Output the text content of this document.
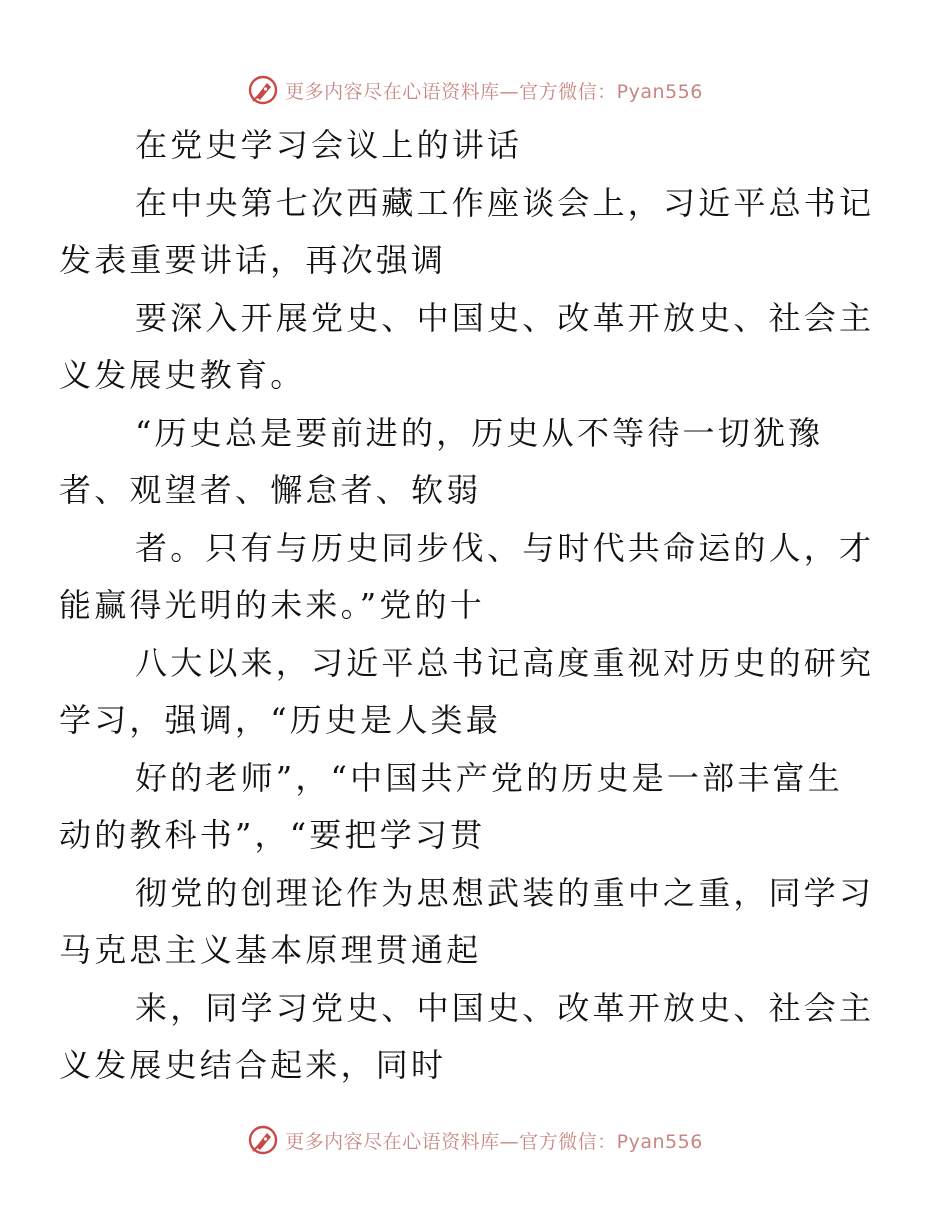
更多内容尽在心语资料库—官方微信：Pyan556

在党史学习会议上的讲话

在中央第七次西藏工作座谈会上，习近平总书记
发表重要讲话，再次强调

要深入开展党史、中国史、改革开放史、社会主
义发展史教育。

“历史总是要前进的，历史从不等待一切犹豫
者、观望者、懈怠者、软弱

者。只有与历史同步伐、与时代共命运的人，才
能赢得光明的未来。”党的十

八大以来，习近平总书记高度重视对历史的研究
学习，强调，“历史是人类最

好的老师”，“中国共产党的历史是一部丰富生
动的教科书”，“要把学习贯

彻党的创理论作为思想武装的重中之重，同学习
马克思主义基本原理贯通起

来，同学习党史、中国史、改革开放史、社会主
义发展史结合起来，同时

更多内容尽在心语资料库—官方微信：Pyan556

===============

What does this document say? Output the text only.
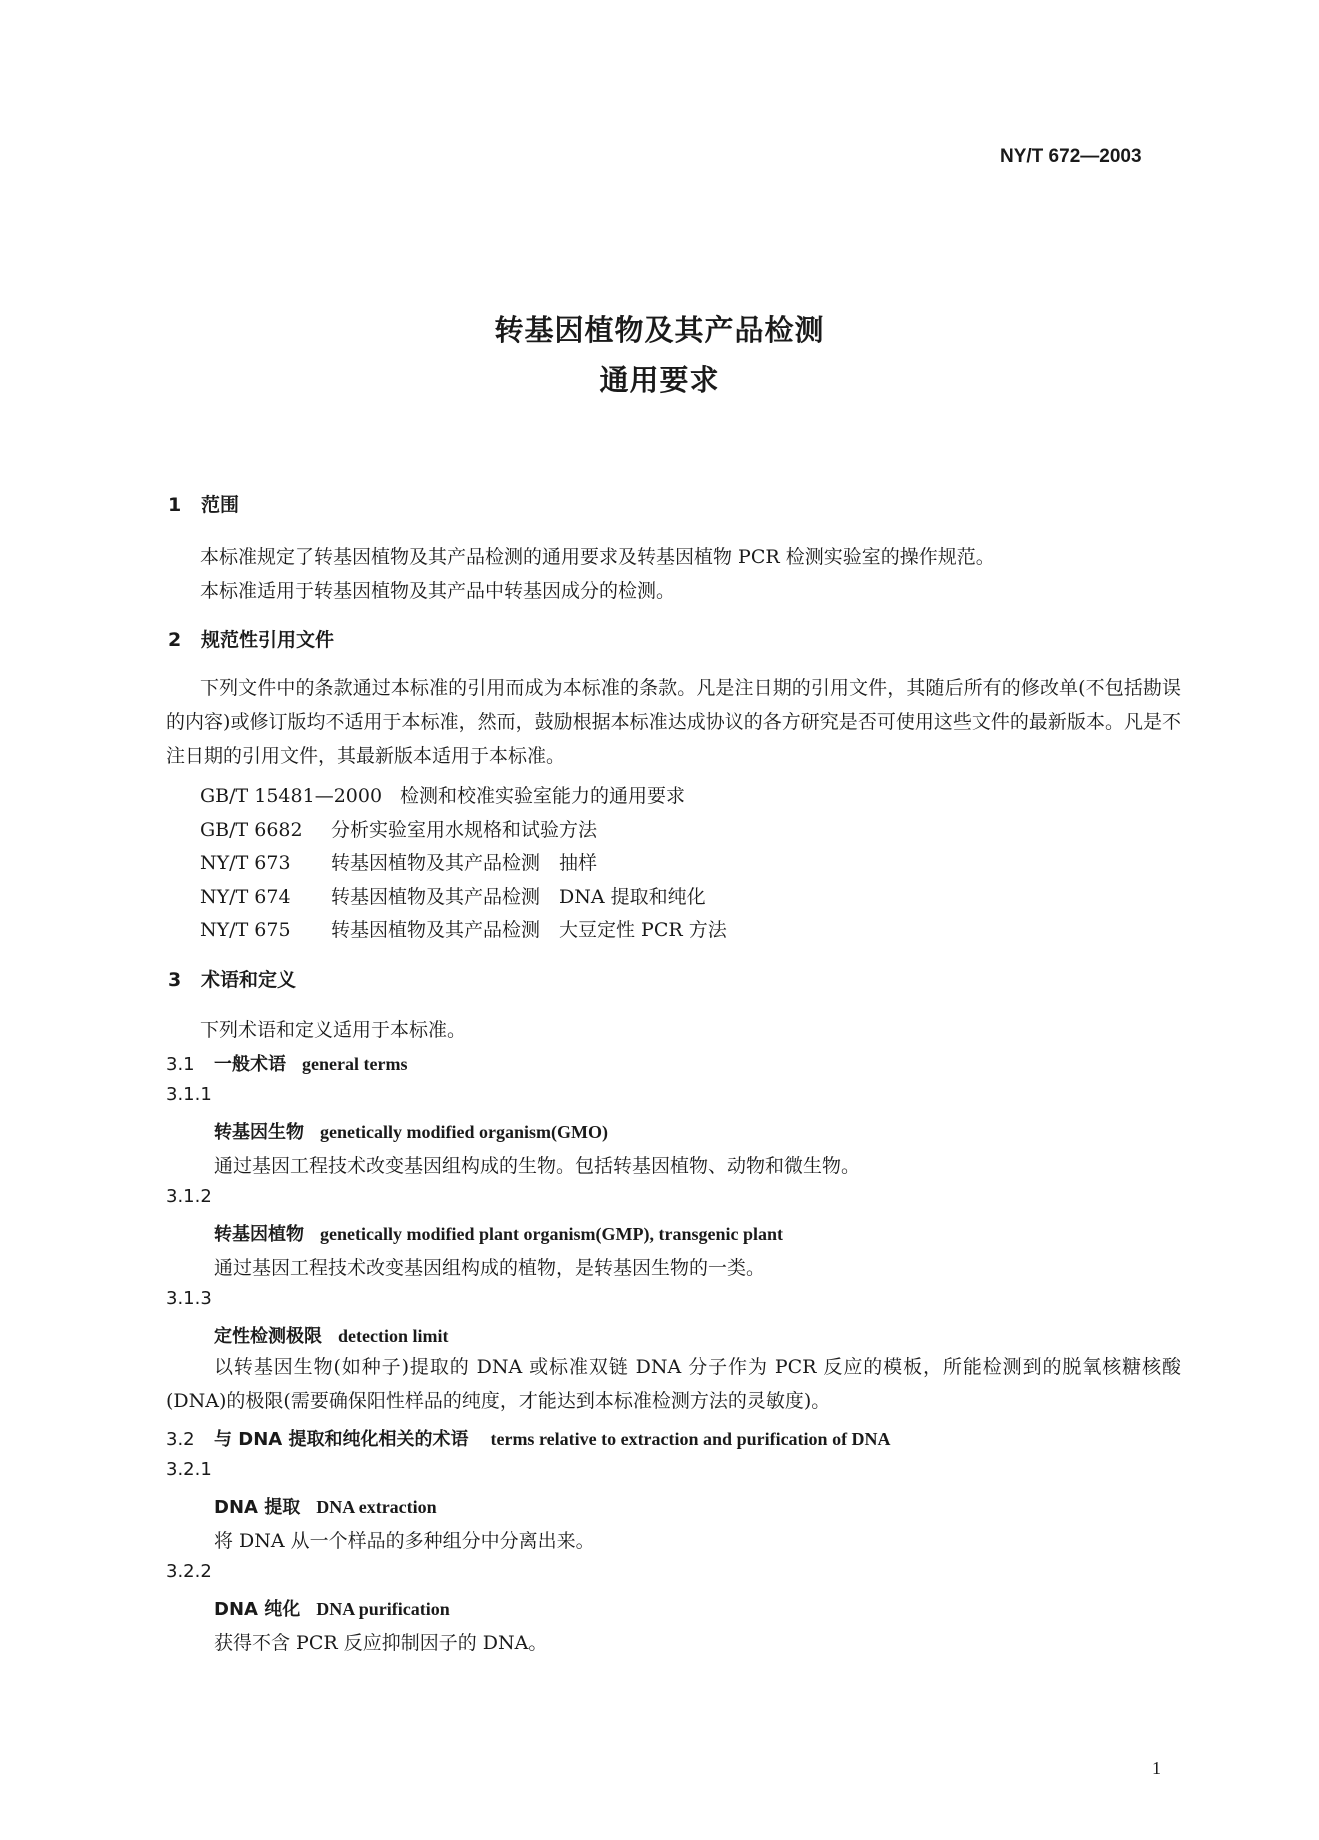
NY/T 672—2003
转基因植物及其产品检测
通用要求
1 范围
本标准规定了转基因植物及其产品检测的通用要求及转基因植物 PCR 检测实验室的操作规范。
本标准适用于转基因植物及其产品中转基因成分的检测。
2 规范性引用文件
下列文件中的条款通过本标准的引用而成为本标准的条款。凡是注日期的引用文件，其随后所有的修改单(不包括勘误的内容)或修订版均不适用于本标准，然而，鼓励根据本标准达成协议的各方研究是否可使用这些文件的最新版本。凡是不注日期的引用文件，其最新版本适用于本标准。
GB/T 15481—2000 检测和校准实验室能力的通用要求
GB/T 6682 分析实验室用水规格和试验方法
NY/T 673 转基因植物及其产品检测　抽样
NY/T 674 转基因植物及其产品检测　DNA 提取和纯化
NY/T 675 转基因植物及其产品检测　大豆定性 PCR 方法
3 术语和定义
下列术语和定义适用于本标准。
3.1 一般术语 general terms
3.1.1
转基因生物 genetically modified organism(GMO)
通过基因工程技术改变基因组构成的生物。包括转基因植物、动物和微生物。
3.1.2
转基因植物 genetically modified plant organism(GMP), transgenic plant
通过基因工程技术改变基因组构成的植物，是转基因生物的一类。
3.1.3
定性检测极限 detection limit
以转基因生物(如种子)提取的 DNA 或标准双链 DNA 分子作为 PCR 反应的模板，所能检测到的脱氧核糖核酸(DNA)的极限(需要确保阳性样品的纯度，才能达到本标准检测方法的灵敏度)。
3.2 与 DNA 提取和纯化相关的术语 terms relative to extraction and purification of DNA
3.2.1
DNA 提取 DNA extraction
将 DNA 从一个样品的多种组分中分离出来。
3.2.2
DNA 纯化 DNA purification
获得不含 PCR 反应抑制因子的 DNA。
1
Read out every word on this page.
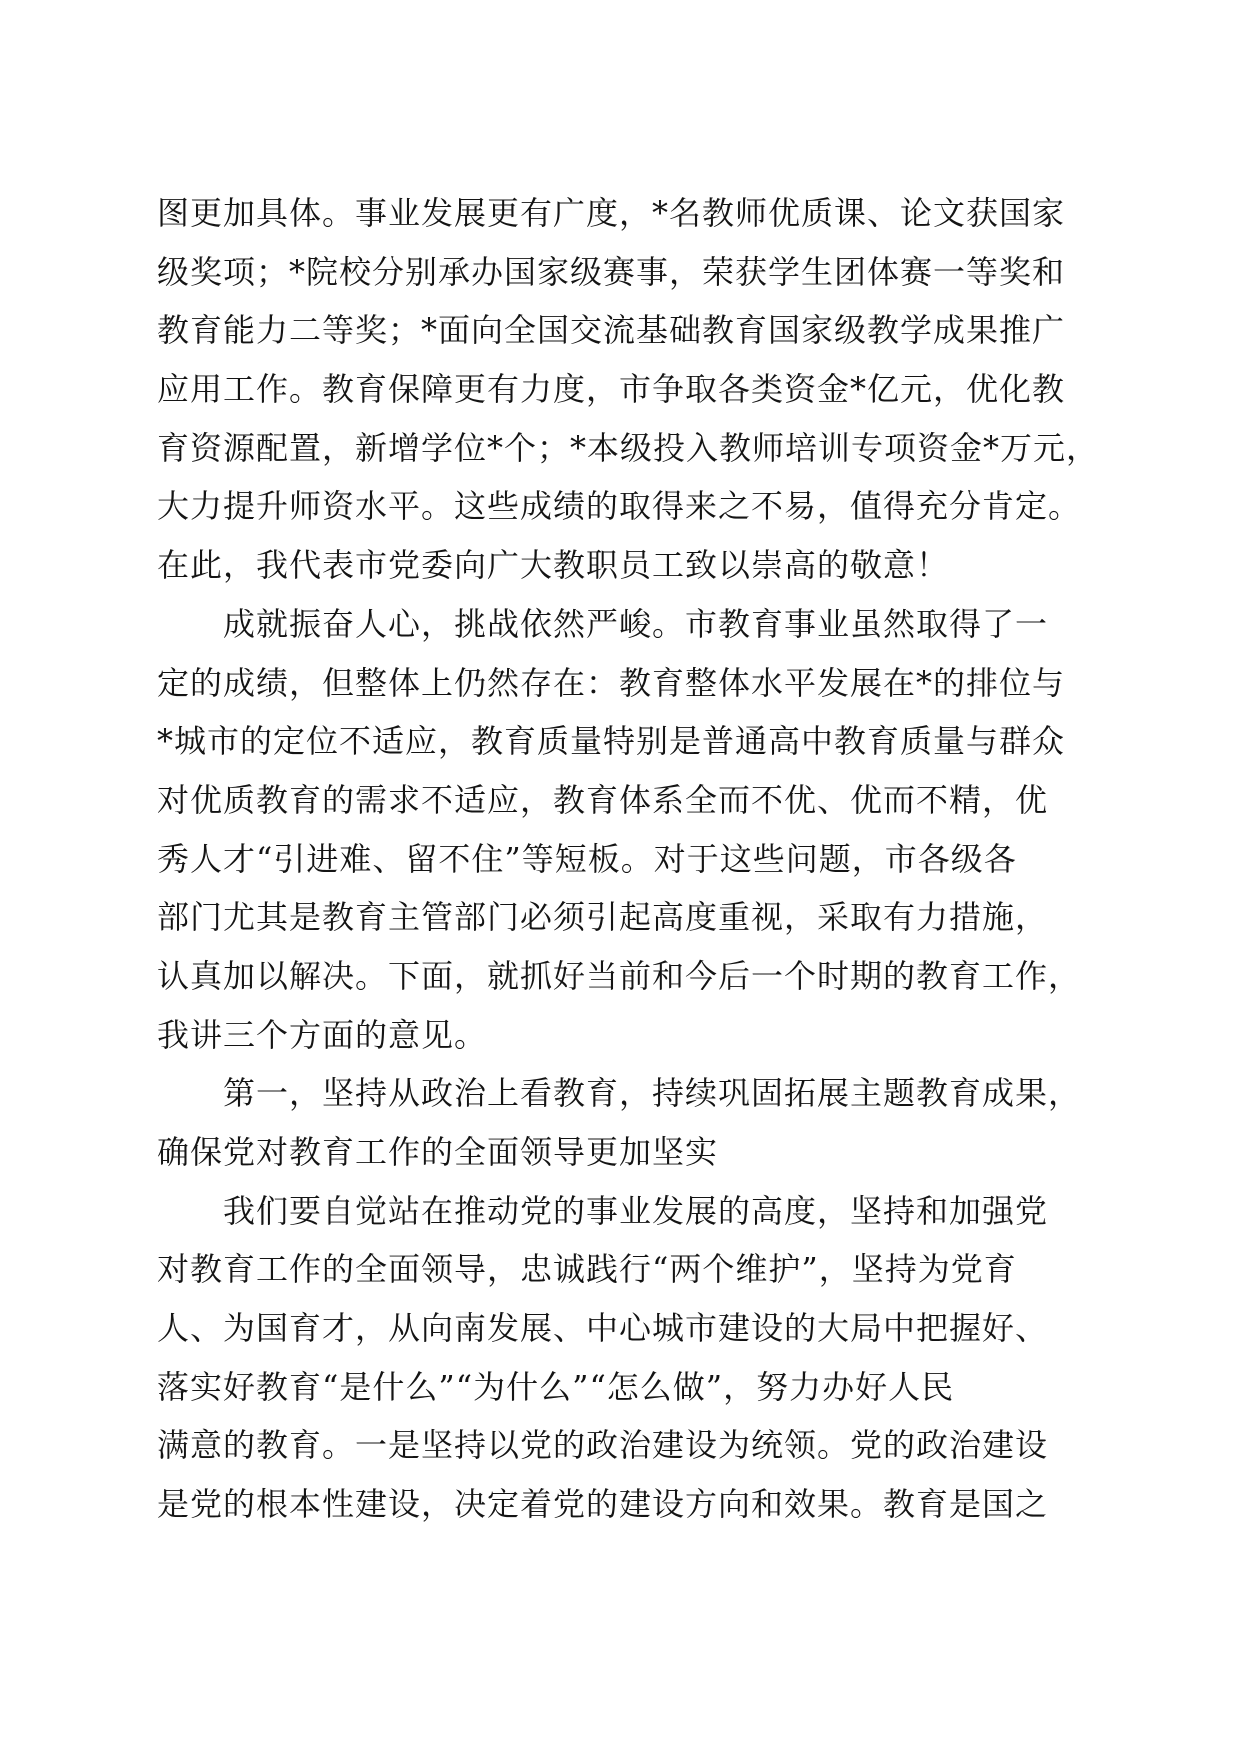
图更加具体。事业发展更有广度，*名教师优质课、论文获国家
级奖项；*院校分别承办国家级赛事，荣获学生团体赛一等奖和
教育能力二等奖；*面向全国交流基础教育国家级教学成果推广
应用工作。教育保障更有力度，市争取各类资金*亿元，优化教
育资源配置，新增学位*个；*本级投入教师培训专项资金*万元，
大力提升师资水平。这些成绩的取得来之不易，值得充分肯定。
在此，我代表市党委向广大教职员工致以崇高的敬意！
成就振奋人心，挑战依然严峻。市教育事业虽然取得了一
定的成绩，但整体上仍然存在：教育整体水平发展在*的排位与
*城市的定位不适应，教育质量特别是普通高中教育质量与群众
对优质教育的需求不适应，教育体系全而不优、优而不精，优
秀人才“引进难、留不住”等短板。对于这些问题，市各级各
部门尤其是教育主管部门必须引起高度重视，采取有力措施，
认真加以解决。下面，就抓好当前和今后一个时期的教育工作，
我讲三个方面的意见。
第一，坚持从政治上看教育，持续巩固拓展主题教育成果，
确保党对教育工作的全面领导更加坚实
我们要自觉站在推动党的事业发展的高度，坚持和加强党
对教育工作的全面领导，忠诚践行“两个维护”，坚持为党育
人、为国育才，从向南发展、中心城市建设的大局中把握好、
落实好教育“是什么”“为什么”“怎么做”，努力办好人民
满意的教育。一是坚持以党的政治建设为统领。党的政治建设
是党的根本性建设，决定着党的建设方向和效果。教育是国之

===============

What this task involves: Extract every line above containing the word "extraction".

Response below:
3.2 与 DNA 提取和纯化相关的术语 terms relative to extraction and purification of DNA
DNA 提取 DNA extraction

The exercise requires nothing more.